-- Start of Input records --

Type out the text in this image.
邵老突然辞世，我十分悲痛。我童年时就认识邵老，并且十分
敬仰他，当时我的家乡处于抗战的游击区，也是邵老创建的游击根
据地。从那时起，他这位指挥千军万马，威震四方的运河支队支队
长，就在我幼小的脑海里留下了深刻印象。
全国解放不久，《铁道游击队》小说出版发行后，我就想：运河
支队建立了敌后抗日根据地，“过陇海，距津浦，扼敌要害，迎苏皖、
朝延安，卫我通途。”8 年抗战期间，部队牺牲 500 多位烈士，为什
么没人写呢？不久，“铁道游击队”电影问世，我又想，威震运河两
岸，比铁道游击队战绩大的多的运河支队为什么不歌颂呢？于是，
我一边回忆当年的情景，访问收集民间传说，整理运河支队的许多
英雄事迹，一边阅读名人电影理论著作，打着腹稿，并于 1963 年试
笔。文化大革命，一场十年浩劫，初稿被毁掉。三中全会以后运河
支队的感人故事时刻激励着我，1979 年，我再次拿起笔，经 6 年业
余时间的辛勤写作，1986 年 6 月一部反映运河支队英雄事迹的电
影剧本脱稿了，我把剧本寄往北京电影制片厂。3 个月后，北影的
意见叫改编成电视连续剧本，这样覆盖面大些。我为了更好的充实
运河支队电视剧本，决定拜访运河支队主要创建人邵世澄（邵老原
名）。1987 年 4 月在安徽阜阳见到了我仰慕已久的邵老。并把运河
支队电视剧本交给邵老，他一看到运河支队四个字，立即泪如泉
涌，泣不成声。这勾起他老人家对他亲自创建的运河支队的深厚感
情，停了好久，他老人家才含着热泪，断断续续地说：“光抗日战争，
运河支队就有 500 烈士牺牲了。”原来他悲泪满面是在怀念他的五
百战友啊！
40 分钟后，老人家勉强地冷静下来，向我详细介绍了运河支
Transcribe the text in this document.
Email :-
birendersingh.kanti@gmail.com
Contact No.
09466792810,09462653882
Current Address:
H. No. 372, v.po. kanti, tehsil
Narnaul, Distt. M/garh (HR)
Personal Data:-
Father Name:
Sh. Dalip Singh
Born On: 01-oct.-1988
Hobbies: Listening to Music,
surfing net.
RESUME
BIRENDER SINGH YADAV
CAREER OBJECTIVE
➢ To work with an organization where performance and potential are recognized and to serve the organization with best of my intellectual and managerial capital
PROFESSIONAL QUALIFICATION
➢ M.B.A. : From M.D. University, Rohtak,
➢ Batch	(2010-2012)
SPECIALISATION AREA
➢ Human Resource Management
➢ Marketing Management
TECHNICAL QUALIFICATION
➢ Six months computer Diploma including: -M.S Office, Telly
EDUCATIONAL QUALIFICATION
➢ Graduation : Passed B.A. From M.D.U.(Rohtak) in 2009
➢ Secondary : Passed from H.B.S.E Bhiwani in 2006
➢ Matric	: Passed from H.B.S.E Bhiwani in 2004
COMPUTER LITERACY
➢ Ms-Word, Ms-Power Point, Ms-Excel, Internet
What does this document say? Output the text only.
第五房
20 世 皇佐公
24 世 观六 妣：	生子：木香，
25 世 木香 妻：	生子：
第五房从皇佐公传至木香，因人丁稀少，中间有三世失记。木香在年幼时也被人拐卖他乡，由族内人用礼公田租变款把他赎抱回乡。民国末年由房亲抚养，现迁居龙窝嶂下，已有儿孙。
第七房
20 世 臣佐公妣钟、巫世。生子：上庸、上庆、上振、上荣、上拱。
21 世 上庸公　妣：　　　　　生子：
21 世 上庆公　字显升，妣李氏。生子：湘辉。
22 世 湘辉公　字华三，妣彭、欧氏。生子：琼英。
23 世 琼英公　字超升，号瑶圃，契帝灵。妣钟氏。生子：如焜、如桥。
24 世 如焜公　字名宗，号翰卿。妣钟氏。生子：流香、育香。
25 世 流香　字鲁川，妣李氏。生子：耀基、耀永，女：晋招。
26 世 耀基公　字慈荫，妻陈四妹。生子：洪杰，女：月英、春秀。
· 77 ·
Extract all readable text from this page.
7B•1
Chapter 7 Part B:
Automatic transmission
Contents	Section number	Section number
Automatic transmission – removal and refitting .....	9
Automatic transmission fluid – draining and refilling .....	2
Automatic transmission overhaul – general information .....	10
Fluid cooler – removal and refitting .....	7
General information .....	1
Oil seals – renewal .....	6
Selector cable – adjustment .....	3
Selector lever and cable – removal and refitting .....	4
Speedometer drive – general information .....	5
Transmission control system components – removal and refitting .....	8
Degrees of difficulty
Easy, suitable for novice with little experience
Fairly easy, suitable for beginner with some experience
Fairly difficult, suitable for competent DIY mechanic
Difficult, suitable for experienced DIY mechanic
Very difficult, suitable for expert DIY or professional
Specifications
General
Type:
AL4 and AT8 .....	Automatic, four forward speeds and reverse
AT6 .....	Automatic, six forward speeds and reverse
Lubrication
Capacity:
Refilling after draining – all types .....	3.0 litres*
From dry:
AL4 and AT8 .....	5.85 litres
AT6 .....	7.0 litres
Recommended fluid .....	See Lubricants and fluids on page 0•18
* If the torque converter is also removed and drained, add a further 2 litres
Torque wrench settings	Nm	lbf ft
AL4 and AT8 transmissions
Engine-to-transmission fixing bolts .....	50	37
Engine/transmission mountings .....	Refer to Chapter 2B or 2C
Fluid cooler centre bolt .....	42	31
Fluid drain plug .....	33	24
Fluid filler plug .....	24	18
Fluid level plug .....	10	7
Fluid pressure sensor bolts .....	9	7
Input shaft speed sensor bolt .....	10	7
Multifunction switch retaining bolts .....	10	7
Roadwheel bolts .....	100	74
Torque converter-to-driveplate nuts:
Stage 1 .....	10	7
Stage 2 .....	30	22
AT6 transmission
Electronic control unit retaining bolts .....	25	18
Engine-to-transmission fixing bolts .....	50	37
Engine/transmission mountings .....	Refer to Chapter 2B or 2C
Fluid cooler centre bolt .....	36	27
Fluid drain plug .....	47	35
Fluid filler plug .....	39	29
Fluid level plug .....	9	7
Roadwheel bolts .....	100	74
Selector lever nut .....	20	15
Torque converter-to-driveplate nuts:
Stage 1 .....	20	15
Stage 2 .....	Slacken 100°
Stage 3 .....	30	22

-- End of Input records --

* **Direction**
Go through the lines above. Select every one that has the string "Rohtak".

* **Task solution**
➢ M.B.A. : From M.D. University, Rohtak,
➢ Graduation : Passed B.A. From M.D.U.(Rohtak) in 2009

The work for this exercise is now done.